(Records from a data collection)
———

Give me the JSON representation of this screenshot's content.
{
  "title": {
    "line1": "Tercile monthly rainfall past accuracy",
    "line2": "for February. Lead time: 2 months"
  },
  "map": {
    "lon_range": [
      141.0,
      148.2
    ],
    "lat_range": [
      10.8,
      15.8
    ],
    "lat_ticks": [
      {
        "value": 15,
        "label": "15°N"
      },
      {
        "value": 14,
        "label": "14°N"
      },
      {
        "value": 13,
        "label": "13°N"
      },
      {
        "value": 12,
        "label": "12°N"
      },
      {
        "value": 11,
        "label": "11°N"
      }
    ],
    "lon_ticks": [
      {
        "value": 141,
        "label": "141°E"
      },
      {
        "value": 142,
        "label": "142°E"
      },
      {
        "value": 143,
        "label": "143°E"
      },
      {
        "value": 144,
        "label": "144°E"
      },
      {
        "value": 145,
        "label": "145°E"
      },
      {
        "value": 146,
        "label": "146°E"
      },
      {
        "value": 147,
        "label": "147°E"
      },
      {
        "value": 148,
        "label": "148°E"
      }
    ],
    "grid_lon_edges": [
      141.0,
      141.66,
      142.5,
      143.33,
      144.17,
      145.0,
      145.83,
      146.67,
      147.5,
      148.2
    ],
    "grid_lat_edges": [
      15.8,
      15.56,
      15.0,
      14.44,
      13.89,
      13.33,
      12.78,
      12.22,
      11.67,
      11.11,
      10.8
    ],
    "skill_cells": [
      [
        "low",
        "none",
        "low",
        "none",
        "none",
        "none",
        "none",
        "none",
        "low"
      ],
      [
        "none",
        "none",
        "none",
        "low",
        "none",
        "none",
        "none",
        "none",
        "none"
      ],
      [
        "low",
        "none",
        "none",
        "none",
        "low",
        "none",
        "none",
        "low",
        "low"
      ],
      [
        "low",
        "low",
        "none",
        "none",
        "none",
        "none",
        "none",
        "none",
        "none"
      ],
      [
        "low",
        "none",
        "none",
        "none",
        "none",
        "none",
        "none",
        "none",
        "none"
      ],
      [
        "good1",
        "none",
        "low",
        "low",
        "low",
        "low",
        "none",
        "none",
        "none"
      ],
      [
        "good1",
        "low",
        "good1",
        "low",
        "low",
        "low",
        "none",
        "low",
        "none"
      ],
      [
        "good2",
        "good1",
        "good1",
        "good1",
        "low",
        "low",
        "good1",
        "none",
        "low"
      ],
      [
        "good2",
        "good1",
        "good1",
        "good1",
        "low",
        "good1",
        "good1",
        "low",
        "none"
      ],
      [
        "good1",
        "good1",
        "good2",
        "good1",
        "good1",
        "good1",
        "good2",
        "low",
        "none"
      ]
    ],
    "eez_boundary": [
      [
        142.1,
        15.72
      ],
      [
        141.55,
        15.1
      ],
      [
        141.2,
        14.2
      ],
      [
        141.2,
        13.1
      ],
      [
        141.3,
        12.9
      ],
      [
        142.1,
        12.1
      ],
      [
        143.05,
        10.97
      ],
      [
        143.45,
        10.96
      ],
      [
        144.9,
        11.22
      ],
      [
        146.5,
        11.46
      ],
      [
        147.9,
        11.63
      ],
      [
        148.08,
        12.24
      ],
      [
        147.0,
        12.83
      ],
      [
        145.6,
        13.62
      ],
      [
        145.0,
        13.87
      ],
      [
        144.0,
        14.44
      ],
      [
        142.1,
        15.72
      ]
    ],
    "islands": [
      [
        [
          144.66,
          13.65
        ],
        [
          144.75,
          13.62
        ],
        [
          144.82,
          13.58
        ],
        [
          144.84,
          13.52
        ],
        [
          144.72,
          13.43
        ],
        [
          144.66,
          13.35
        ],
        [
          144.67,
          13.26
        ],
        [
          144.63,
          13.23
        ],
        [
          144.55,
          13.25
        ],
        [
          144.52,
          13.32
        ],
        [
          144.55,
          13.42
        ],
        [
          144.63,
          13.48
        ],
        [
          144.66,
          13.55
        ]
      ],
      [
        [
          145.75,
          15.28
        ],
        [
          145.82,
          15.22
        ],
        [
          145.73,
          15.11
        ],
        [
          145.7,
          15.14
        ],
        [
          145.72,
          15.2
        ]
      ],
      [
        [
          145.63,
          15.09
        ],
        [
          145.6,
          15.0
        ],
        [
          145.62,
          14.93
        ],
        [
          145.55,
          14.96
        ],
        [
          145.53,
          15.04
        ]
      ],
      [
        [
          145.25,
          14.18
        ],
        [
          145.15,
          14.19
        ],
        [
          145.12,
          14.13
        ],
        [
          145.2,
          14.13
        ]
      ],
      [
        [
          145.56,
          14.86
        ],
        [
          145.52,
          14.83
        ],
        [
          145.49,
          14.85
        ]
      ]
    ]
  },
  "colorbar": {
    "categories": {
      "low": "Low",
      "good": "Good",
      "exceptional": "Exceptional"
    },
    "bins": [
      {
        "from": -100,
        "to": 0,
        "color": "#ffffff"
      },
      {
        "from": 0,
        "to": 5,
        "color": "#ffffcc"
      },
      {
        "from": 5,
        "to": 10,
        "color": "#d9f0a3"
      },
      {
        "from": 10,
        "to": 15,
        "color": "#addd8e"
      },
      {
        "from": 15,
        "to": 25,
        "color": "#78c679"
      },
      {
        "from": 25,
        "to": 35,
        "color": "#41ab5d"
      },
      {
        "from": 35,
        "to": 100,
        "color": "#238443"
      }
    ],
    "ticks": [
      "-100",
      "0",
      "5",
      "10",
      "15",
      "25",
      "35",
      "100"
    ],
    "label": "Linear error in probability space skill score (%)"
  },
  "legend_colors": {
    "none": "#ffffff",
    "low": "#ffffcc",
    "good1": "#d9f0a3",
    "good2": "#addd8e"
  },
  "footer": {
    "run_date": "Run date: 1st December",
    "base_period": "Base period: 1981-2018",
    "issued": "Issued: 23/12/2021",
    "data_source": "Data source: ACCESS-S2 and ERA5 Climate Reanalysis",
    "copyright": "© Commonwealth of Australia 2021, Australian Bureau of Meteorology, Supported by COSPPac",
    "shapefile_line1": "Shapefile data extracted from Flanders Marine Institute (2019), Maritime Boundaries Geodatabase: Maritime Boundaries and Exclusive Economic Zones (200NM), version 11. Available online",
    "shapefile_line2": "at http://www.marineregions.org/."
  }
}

———

Direction
Return all of the data exactly as it reads.

Solved exercise
Give me the JSON representation of this screenshot's content.
{
  "title": {
    "line1": "Tercile monthly rainfall past accuracy",
    "line2": "for February. Lead time: 2 months"
  },
  "map": {
    "lon_range": [
      141.0,
      148.2
    ],
    "lat_range": [
      10.8,
      15.8
    ],
    "lat_ticks": [
      {
        "value": 15,
        "label": "15°N"
      },
      {
        "value": 14,
        "label": "14°N"
      },
      {
        "value": 13,
        "label": "13°N"
      },
      {
        "value": 12,
        "label": "12°N"
      },
      {
        "value": 11,
        "label": "11°N"
      }
    ],
    "lon_ticks": [
      {
        "value": 141,
        "label": "141°E"
      },
      {
        "value": 142,
        "label": "142°E"
      },
      {
        "value": 143,
        "label": "143°E"
      },
      {
        "value": 144,
        "label": "144°E"
      },
      {
        "value": 145,
        "label": "145°E"
      },
      {
        "value": 146,
        "label": "146°E"
      },
      {
        "value": 147,
        "label": "147°E"
      },
      {
        "value": 148,
        "label": "148°E"
      }
    ],
    "grid_lon_edges": [
      141.0,
      141.66,
      142.5,
      143.33,
      144.17,
      145.0,
      145.83,
      146.67,
      147.5,
      148.2
    ],
    "grid_lat_edges": [
      15.8,
      15.56,
      15.0,
      14.44,
      13.89,
      13.33,
      12.78,
      12.22,
      11.67,
      11.11,
      10.8
    ],
    "skill_cells": [
      [
        "low",
        "none",
        "low",
        "none",
        "none",
        "none",
        "none",
        "none",
        "low"
      ],
      [
        "none",
        "none",
        "none",
        "low",
        "none",
        "none",
        "none",
        "none",
        "none"
      ],
      [
        "low",
        "none",
        "none",
        "none",
        "low",
        "none",
        "none",
        "low",
        "low"
      ],
      [
        "low",
        "low",
        "none",
        "none",
        "none",
        "none",
        "none",
        "none",
        "none"
      ],
      [
        "low",
        "none",
        "none",
        "none",
        "none",
        "none",
        "none",
        "none",
        "none"
      ],
      [
        "good1",
        "none",
        "low",
        "low",
        "low",
        "low",
        "none",
        "none",
        "none"
      ],
      [
        "good1",
        "low",
        "good1",
        "low",
        "low",
        "low",
        "none",
        "low",
        "none"
      ],
      [
        "good2",
        "good1",
        "good1",
        "good1",
        "low",
        "low",
        "good1",
        "none",
        "low"
      ],
      [
        "good2",
        "good1",
        "good1",
        "good1",
        "low",
        "good1",
        "good1",
        "low",
        "none"
      ],
      [
        "good1",
        "good1",
        "good2",
        "good1",
        "good1",
        "good1",
        "good2",
        "low",
        "none"
      ]
    ],
    "eez_boundary": [
      [
        142.1,
        15.72
      ],
      [
        141.55,
        15.1
      ],
      [
        141.2,
        14.2
      ],
      [
        141.2,
        13.1
      ],
      [
        141.3,
        12.9
      ],
      [
        142.1,
        12.1
      ],
      [
        143.05,
        10.97
      ],
      [
        143.45,
        10.96
      ],
      [
        144.9,
        11.22
      ],
      [
        146.5,
        11.46
      ],
      [
        147.9,
        11.63
      ],
      [
        148.08,
        12.24
      ],
      [
        147.0,
        12.83
      ],
      [
        145.6,
        13.62
      ],
      [
        145.0,
        13.87
      ],
      [
        144.0,
        14.44
      ],
      [
        142.1,
        15.72
      ]
    ],
    "islands": [
      [
        [
          144.66,
          13.65
        ],
        [
          144.75,
          13.62
        ],
        [
          144.82,
          13.58
        ],
        [
          144.84,
          13.52
        ],
        [
          144.72,
          13.43
        ],
        [
          144.66,
          13.35
        ],
        [
          144.67,
          13.26
        ],
        [
          144.63,
          13.23
        ],
        [
          144.55,
          13.25
        ],
        [
          144.52,
          13.32
        ],
        [
          144.55,
          13.42
        ],
        [
          144.63,
          13.48
        ],
        [
          144.66,
          13.55
        ]
      ],
      [
        [
          145.75,
          15.28
        ],
        [
          145.82,
          15.22
        ],
        [
          145.73,
          15.11
        ],
        [
          145.7,
          15.14
        ],
        [
          145.72,
          15.2
        ]
      ],
      [
        [
          145.63,
          15.09
        ],
        [
          145.6,
          15.0
        ],
        [
          145.62,
          14.93
        ],
        [
          145.55,
          14.96
        ],
        [
          145.53,
          15.04
        ]
      ],
      [
        [
          145.25,
          14.18
        ],
        [
          145.15,
          14.19
        ],
        [
          145.12,
          14.13
        ],
        [
          145.2,
          14.13
        ]
      ],
      [
        [
          145.56,
          14.86
        ],
        [
          145.52,
          14.83
        ],
        [
          145.49,
          14.85
        ]
      ]
    ]
  },
  "colorbar": {
    "categories": {
      "low": "Low",
      "good": "Good",
      "exceptional": "Exceptional"
    },
    "bins": [
      {
        "from": -100,
        "to": 0,
        "color": "#ffffff"
      },
      {
        "from": 0,
        "to": 5,
        "color": "#ffffcc"
      },
      {
        "from": 5,
        "to": 10,
        "color": "#d9f0a3"
      },
      {
        "from": 10,
        "to": 15,
        "color": "#addd8e"
      },
      {
        "from": 15,
        "to": 25,
        "color": "#78c679"
      },
      {
        "from": 25,
        "to": 35,
        "color": "#41ab5d"
      },
      {
        "from": 35,
        "to": 100,
        "color": "#238443"
      }
    ],
    "ticks": [
      "-100",
      "0",
      "5",
      "10",
      "15",
      "25",
      "35",
      "100"
    ],
    "label": "Linear error in probability space skill score (%)"
  },
  "legend_colors": {
    "none": "#ffffff",
    "low": "#ffffcc",
    "good1": "#d9f0a3",
    "good2": "#addd8e"
  },
  "footer": {
    "run_date": "Run date: 1st December",
    "base_period": "Base period: 1981-2018",
    "issued": "Issued: 23/12/2021",
    "data_source": "Data source: ACCESS-S2 and ERA5 Climate Reanalysis",
    "copyright": "© Commonwealth of Australia 2021, Australian Bureau of Meteorology, Supported by COSPPac",
    "shapefile_line1": "Shapefile data extracted from Flanders Marine Institute (2019), Maritime Boundaries Geodatabase: Maritime Boundaries and Exclusive Economic Zones (200NM), version 11. Available online",
    "shapefile_line2": "at http://www.marineregions.org/."
  }
}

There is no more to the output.